PROBLEM DETAILS: Count every line where "کرکٹ" shows up, and give that number only.

GIVEN INFORMATION:

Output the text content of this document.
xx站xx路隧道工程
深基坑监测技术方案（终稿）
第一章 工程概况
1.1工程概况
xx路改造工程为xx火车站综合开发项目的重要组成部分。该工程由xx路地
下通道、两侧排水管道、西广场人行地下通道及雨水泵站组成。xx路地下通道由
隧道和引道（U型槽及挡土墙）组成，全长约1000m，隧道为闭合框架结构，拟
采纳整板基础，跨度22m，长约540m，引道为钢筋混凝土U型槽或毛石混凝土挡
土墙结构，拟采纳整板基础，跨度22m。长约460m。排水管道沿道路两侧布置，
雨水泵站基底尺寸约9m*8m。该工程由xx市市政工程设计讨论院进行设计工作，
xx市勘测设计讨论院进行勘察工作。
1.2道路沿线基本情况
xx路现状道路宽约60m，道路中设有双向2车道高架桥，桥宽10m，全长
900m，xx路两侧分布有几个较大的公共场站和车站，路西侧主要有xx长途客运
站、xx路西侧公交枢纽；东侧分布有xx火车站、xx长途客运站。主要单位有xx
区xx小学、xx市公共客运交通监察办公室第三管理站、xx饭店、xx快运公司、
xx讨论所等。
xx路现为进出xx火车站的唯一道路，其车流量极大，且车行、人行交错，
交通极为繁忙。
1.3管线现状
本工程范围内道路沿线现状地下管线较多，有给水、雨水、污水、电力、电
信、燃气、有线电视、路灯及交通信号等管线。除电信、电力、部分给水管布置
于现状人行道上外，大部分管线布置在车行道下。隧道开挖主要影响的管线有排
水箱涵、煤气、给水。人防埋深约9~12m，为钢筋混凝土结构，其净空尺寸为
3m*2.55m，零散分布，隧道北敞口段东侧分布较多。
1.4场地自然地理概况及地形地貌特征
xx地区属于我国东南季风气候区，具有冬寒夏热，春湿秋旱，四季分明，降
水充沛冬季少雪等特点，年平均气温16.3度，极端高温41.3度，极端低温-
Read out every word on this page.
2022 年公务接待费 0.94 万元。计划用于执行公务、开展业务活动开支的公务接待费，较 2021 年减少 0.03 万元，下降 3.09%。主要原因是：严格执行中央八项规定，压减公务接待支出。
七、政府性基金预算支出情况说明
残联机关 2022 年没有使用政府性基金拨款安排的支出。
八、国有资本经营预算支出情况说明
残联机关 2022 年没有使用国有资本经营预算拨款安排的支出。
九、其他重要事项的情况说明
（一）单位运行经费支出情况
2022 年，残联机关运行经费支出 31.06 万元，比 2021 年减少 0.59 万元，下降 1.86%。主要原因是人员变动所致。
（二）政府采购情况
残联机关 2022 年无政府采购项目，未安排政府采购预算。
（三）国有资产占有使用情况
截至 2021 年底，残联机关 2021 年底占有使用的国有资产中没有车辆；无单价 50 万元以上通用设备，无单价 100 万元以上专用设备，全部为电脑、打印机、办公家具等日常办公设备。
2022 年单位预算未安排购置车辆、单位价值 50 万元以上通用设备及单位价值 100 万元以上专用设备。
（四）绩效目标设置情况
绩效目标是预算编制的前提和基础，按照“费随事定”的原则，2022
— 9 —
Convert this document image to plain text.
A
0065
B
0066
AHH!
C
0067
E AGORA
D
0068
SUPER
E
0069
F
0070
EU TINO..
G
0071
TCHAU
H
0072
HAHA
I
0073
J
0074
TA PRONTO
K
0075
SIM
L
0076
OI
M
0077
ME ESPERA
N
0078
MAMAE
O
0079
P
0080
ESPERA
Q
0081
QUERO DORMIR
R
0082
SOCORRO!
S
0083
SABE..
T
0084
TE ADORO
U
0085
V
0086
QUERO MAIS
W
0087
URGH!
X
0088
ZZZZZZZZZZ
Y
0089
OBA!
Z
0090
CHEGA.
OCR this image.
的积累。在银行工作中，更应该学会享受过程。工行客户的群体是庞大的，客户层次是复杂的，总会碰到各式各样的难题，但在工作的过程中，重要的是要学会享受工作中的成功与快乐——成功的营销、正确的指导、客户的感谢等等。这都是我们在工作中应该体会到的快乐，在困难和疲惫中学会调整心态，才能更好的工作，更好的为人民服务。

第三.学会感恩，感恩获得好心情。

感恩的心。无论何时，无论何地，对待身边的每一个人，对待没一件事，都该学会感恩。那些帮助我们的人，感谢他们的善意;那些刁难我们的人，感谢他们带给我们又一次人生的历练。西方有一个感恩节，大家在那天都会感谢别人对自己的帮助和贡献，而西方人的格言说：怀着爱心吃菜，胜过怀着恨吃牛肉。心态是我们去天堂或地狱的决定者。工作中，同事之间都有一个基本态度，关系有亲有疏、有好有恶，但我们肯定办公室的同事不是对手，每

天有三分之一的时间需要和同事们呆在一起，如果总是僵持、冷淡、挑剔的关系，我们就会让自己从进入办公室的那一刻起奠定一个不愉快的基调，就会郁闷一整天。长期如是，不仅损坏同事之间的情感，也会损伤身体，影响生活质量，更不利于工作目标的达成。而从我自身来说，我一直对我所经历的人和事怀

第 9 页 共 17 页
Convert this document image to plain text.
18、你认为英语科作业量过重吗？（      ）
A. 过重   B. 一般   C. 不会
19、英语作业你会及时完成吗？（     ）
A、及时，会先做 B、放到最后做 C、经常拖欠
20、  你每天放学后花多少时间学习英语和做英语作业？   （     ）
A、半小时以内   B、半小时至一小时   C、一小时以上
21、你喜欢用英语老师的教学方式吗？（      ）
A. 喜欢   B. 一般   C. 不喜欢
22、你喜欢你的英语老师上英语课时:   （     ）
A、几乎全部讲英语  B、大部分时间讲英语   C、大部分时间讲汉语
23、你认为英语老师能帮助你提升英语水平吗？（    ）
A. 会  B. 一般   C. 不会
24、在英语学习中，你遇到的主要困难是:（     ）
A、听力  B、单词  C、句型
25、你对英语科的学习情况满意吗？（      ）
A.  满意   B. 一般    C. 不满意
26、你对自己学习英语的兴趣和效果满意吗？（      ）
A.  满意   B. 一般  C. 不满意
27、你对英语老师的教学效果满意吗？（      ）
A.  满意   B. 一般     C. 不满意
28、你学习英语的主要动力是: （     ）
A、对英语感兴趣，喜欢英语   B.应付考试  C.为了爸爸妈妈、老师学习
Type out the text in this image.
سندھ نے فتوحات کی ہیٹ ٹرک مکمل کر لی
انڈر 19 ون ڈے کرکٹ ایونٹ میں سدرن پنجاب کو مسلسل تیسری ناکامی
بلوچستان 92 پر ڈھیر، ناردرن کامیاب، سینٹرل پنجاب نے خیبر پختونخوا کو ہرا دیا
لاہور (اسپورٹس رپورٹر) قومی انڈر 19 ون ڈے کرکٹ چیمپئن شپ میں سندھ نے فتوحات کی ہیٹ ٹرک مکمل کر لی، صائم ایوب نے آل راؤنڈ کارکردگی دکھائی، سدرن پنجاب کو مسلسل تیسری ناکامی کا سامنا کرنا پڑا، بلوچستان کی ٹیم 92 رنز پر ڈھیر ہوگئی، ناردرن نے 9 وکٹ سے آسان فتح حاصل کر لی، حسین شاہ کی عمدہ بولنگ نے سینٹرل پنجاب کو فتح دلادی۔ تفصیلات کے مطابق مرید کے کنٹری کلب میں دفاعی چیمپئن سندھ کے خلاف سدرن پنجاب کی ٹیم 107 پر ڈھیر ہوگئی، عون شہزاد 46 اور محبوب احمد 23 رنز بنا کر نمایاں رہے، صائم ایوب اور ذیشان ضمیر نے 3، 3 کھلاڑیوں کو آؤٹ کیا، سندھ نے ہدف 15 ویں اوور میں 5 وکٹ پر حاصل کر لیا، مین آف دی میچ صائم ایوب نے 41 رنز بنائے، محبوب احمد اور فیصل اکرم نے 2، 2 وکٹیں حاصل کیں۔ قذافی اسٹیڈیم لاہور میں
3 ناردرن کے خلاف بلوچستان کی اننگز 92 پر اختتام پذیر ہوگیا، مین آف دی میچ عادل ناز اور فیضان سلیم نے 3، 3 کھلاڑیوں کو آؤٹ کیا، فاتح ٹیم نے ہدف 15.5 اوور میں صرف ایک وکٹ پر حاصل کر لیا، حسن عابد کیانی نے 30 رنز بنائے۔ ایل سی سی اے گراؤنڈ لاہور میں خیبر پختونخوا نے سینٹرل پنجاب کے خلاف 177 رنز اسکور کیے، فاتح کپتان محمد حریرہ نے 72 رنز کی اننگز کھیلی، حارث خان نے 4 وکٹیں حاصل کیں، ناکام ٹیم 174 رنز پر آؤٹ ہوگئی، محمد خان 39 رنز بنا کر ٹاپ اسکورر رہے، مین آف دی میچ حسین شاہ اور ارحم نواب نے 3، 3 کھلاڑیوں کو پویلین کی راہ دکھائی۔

FULL ANSWER: 2